■ **Exercise objective**: In the material, rewrite everything from the line containing "candle-body [136,567,144,573]" down to the line containing "candle-body [402,424,410,431]", replacing "candle-body" with "candlestick-body" and leaving all else unchanged. Return only those lines.

■ **Task input**:
§
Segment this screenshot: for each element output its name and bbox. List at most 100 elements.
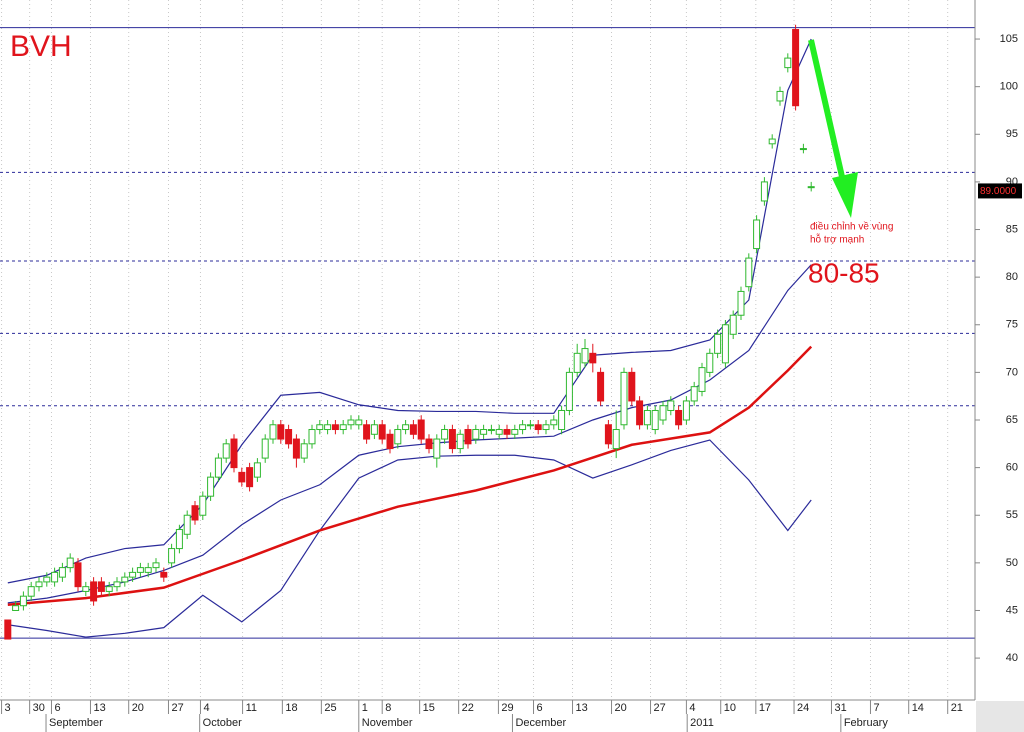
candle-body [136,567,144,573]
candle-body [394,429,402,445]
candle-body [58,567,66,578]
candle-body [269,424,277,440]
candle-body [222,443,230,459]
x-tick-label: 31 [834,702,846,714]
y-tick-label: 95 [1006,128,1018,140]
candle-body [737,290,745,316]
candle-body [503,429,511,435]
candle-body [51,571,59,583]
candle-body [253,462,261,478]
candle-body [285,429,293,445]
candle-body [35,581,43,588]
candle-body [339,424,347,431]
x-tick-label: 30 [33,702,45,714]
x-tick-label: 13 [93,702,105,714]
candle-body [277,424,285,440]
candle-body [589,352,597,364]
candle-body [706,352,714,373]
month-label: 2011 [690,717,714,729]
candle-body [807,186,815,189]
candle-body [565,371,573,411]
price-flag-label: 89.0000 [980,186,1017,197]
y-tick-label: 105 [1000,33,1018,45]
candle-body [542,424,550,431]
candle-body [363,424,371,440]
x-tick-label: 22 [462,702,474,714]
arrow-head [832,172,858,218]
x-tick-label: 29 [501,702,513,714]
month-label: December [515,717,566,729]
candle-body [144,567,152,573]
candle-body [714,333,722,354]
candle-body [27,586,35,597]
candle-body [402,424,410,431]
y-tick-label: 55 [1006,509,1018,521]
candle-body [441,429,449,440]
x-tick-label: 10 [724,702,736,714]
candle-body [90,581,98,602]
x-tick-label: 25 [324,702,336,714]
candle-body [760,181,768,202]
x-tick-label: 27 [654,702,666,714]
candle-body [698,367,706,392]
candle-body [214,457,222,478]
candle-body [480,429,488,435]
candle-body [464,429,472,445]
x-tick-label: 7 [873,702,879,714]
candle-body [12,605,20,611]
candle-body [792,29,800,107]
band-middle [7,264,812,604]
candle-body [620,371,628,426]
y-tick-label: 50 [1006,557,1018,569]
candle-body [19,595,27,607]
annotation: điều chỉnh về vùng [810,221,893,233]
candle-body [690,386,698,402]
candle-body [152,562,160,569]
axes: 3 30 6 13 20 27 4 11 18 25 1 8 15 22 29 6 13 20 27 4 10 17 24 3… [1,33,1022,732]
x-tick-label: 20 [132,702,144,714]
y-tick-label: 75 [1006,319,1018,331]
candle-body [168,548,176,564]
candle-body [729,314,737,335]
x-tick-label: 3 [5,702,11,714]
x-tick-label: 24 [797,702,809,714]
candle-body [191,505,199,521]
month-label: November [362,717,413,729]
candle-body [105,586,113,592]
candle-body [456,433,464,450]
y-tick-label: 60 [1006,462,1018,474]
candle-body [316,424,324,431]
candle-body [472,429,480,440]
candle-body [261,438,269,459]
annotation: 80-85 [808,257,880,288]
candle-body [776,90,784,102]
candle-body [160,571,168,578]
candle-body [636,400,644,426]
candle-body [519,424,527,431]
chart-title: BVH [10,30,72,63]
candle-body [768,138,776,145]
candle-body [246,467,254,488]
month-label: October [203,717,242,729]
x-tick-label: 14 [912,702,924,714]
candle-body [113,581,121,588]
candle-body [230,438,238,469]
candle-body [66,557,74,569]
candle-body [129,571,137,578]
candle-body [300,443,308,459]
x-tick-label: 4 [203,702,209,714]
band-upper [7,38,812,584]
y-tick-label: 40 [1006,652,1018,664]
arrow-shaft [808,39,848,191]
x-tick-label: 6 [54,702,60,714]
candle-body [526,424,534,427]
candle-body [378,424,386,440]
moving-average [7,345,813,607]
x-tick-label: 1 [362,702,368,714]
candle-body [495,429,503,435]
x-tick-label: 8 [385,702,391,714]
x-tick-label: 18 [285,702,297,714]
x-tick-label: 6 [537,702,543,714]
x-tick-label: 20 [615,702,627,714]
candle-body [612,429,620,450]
§
■ **Complete output**:
candlestick-body [136,567,144,573]
candlestick-body [394,429,402,445]
candlestick-body [58,567,66,578]
candlestick-body [269,424,277,440]
candlestick-body [222,443,230,459]
x-tick-label: 31 [834,702,846,714]
y-tick-label: 95 [1006,128,1018,140]
candlestick-body [737,290,745,316]
candlestick-body [503,429,511,435]
candlestick-body [51,571,59,583]
candlestick-body [253,462,261,478]
candlestick-body [285,429,293,445]
candlestick-body [35,581,43,588]
candlestick-body [339,424,347,431]
x-tick-label: 30 [33,702,45,714]
x-tick-label: 13 [93,702,105,714]
candlestick-body [277,424,285,440]
candlestick-body [589,352,597,364]
candlestick-body [706,352,714,373]
month-label: 2011 [690,717,714,729]
candlestick-body [807,186,815,189]
candlestick-body [565,371,573,411]
price-flag-label: 89.0000 [980,186,1017,197]
y-tick-label: 105 [1000,33,1018,45]
candlestick-body [542,424,550,431]
candlestick-body [363,424,371,440]
x-tick-label: 22 [462,702,474,714]
arrow-head [832,172,858,218]
x-tick-label: 29 [501,702,513,714]
month-label: December [515,717,566,729]
candlestick-body [144,567,152,573]
candlestick-body [714,333,722,354]
candlestick-body [27,586,35,597]
candlestick-body [402,424,410,431]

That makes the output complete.